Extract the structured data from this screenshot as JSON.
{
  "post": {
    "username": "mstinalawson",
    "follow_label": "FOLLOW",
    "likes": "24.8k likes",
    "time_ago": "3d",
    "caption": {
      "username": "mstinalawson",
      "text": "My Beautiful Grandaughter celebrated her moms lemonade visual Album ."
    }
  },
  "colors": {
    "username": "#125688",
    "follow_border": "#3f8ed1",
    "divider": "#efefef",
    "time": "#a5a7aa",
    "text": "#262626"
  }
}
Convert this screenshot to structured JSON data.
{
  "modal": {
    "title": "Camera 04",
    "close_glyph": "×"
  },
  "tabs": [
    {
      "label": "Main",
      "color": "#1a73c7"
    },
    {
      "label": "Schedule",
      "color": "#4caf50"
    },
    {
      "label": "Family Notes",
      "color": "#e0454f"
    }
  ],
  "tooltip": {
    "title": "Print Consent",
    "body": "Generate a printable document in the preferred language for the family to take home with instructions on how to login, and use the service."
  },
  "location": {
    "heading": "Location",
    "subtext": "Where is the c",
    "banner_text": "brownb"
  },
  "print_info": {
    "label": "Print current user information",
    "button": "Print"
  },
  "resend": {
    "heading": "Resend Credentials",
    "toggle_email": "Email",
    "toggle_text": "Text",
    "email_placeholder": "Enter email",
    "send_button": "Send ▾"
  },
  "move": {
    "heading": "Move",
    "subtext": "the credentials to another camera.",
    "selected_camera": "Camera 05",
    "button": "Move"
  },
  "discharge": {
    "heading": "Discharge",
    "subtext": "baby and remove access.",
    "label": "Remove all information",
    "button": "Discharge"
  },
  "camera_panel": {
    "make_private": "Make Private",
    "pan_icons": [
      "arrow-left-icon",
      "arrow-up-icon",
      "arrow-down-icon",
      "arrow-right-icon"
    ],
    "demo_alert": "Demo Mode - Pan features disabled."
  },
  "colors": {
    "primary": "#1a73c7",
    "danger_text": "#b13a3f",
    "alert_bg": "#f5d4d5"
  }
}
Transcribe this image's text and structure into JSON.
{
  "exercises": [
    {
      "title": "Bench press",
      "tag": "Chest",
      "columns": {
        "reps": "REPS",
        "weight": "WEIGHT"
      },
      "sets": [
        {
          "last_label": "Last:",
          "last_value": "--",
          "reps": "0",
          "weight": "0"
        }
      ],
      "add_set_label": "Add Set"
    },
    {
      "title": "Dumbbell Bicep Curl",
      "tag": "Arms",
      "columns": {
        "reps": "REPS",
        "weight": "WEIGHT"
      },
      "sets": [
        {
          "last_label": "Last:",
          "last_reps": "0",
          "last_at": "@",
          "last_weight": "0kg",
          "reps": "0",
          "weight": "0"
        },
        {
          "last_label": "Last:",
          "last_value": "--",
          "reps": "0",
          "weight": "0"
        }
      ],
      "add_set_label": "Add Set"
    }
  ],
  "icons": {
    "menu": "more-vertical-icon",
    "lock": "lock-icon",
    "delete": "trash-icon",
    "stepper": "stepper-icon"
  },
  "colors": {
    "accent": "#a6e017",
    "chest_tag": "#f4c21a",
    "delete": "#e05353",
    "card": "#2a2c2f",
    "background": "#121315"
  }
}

→ **AIM**: What is the number of lines that hold the string "screenshot"? Give it alone.

→ **REPLY**: 2